- [Brief]:
Please give everything from the first line down to the line containing "instruction: (Sätt ett kryss på varje rad) xyxy=(26,117,187,131)" again, substituting "response-row" for "answer-row" and leaving all else unchanged. Return only those lines.

- [Provided material]:
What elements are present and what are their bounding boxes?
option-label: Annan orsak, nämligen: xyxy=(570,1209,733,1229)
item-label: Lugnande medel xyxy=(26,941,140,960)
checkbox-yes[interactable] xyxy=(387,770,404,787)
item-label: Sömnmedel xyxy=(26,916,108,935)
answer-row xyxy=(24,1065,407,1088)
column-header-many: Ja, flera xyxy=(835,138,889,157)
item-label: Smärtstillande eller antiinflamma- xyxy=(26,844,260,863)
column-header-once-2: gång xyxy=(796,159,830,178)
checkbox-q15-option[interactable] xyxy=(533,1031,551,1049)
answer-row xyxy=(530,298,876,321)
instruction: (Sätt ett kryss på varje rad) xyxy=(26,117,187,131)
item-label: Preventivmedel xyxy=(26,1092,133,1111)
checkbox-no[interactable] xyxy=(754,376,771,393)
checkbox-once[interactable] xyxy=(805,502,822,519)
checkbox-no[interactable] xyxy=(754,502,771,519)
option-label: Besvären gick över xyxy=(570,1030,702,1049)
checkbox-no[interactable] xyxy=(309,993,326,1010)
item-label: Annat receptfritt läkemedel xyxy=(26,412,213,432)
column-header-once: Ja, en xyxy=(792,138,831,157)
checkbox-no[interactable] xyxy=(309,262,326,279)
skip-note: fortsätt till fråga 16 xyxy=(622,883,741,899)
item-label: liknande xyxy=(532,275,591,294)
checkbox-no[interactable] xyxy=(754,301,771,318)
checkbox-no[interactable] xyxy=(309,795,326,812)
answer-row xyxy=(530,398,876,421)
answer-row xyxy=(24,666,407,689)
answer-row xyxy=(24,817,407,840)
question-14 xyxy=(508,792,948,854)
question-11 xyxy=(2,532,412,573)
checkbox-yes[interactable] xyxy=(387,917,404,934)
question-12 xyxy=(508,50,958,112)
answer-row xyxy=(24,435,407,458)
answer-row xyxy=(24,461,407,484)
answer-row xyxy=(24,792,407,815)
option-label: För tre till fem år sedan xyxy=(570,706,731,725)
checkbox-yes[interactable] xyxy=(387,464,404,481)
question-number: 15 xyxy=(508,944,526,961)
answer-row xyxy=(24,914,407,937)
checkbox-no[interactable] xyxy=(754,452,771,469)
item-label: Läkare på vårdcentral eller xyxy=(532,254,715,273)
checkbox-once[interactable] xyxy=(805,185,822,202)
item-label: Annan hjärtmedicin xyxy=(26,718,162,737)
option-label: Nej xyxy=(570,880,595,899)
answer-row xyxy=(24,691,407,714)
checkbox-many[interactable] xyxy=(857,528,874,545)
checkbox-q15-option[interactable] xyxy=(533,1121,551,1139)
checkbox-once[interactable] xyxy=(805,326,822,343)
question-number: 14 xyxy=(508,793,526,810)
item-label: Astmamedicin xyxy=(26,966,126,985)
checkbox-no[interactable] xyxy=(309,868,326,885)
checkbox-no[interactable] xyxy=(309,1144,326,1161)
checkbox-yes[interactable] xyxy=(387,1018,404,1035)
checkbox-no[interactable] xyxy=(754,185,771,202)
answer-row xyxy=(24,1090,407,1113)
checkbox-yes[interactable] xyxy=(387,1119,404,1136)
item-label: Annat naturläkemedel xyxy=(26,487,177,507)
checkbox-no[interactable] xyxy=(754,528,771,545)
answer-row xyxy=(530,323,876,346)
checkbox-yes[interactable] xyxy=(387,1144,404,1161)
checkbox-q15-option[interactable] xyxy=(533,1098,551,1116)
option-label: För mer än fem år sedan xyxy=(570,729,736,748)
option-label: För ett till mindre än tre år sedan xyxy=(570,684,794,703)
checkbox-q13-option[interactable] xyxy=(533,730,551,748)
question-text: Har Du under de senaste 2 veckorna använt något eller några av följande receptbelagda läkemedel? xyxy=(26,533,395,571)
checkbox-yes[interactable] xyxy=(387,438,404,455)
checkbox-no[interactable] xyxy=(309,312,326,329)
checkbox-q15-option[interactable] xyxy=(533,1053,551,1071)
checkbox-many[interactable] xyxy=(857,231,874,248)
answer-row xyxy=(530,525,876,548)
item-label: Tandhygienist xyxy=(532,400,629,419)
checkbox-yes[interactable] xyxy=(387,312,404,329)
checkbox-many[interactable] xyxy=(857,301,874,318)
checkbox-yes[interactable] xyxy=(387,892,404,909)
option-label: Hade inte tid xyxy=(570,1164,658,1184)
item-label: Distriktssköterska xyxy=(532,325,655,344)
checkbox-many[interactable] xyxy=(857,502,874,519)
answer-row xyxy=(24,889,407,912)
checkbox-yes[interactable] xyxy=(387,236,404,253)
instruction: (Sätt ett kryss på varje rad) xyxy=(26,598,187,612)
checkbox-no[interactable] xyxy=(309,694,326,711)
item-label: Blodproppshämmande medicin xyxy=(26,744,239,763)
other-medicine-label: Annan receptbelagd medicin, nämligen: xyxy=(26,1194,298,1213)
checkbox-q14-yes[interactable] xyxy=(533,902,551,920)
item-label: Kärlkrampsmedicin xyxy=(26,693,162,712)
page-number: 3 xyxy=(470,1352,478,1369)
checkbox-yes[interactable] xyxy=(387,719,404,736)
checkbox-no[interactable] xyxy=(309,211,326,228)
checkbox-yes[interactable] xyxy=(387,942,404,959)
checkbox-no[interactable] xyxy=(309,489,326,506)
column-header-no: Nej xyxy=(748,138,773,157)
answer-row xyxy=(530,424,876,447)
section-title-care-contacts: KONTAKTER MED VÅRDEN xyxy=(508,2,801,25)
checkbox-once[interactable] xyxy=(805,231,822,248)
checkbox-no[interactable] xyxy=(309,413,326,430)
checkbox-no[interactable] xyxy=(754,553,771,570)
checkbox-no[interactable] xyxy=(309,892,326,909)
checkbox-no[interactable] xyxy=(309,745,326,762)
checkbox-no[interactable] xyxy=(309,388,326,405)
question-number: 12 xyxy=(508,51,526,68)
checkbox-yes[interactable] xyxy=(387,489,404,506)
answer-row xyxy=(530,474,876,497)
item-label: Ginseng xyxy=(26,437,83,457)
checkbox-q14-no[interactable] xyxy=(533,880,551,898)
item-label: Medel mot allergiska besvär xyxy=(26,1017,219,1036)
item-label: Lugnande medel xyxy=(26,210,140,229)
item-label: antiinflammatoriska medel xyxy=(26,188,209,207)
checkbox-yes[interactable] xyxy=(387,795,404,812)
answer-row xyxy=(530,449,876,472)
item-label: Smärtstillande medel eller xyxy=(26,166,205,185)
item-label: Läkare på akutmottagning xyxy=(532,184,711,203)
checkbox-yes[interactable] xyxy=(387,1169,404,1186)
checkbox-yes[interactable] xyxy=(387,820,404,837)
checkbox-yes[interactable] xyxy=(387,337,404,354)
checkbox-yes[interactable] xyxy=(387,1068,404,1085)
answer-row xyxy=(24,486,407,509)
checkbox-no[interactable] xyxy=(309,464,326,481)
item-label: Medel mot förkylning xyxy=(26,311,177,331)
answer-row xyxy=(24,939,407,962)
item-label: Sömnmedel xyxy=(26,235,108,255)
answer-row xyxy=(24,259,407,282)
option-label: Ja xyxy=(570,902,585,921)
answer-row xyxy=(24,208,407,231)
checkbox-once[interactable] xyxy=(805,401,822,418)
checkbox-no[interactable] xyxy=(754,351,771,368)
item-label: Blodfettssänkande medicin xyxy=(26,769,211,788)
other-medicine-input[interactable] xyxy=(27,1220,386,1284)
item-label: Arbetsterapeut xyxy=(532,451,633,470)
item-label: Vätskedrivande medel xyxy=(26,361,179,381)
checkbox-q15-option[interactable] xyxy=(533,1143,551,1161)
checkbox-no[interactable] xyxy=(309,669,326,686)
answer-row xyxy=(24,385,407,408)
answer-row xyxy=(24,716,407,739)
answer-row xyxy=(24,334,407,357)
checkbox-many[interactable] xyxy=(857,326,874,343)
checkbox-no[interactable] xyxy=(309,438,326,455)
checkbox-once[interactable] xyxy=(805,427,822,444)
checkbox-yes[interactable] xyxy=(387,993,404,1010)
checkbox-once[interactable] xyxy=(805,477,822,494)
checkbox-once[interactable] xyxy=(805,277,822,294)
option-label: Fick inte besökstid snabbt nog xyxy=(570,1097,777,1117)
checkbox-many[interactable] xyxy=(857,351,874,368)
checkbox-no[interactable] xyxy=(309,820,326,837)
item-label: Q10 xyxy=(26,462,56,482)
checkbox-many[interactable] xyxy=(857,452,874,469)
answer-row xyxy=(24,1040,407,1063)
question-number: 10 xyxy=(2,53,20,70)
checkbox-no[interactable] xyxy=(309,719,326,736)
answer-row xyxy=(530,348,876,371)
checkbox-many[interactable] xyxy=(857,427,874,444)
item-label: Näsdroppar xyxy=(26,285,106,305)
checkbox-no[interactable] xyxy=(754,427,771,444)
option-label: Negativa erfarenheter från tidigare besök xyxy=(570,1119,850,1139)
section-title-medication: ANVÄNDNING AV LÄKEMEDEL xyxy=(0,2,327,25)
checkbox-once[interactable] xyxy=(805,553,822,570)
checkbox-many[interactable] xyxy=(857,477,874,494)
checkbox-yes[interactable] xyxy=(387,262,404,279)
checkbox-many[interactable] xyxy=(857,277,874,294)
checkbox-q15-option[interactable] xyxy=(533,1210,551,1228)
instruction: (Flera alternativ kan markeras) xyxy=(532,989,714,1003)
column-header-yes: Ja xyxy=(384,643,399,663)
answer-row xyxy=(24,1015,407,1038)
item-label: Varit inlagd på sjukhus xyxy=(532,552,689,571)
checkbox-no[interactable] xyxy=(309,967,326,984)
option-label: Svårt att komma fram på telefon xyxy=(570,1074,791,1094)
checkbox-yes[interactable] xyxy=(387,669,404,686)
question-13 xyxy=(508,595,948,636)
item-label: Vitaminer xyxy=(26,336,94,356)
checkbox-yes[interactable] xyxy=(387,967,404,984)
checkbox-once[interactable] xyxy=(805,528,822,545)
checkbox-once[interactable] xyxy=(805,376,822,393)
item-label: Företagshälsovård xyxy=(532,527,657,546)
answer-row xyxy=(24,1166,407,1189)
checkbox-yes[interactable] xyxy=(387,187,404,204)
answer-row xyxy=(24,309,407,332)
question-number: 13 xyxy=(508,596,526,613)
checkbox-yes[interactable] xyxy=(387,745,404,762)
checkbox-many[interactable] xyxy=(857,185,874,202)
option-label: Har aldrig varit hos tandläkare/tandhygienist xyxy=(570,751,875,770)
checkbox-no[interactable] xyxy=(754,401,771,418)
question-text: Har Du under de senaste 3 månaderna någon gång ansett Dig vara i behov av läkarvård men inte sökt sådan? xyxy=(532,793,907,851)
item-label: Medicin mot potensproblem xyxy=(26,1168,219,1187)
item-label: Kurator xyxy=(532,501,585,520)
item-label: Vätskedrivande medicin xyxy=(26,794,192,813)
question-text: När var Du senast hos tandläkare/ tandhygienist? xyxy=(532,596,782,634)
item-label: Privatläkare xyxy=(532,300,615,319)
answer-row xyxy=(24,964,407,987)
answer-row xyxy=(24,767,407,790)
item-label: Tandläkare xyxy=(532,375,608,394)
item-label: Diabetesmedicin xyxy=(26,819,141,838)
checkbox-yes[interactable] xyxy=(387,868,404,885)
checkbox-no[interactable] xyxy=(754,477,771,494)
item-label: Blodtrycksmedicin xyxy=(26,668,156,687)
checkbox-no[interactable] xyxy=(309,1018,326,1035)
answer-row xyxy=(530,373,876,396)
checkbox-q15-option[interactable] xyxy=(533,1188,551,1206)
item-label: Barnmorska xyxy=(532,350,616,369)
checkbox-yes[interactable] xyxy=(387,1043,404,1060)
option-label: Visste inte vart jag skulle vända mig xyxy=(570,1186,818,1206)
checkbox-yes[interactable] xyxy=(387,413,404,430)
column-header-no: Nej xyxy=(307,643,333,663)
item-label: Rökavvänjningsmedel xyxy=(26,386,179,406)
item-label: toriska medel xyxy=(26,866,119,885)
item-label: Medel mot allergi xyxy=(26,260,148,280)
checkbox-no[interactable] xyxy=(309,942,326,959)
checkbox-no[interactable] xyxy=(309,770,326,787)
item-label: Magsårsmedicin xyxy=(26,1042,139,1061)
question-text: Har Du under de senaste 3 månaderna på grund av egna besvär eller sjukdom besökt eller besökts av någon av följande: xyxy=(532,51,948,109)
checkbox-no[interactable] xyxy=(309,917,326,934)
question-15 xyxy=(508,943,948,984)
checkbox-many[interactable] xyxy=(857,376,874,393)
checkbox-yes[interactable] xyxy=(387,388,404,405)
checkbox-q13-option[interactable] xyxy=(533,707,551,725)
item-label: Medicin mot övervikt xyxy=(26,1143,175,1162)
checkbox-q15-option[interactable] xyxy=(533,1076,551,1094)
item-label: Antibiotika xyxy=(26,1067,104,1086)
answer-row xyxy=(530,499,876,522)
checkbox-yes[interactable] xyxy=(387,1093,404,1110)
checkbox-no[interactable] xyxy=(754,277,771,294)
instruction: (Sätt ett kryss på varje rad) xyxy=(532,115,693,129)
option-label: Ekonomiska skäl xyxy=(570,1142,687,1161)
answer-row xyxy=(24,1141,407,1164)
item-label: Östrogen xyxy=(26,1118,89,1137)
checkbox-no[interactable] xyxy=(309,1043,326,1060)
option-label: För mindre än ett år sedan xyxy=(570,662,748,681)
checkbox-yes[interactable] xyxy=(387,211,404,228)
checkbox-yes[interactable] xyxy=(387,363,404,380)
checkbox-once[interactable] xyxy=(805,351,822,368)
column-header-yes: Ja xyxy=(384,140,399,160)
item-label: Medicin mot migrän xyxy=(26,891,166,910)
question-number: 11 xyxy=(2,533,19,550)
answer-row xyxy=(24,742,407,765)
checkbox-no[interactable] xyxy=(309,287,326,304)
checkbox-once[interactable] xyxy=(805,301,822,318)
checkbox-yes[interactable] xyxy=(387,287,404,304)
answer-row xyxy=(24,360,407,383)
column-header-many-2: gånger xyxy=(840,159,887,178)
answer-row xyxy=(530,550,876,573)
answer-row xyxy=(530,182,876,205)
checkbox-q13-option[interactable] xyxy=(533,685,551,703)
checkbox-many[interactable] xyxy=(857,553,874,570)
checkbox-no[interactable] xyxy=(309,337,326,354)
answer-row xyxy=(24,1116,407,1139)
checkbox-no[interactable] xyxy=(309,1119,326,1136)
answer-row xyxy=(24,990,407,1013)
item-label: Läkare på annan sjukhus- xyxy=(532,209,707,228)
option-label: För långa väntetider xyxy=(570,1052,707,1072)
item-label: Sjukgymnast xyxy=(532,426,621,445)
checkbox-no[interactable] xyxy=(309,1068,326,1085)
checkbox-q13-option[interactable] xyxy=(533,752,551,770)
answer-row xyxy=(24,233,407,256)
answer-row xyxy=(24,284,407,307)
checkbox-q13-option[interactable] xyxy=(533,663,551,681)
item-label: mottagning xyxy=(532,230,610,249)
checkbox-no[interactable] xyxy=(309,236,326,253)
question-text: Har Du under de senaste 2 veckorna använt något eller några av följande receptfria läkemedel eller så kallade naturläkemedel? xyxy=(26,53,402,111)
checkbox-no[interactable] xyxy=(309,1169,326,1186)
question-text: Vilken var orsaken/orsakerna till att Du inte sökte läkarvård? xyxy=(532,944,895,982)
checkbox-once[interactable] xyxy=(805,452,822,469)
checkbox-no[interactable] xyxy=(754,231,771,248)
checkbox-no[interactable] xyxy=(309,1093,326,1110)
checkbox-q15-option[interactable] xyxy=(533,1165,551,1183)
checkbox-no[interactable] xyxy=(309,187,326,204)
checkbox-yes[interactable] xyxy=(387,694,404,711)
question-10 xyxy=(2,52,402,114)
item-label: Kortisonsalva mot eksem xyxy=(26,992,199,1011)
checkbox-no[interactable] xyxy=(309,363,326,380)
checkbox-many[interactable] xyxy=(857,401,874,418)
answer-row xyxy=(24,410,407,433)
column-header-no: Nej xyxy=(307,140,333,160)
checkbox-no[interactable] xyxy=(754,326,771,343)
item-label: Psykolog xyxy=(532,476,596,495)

- [Task answer]:
What elements are present and what are their bounding boxes?
option-label: Annan orsak, nämligen: xyxy=(570,1209,733,1229)
item-label: Lugnande medel xyxy=(26,941,140,960)
checkbox-yes[interactable] xyxy=(387,770,404,787)
item-label: Sömnmedel xyxy=(26,916,108,935)
response-row xyxy=(24,1065,407,1088)
column-header-many: Ja, flera xyxy=(835,138,889,157)
item-label: Smärtstillande eller antiinflamma- xyxy=(26,844,260,863)
column-header-once-2: gång xyxy=(796,159,830,178)
checkbox-q15-option[interactable] xyxy=(533,1031,551,1049)
response-row xyxy=(530,298,876,321)
instruction: (Sätt ett kryss på varje rad) xyxy=(26,117,187,131)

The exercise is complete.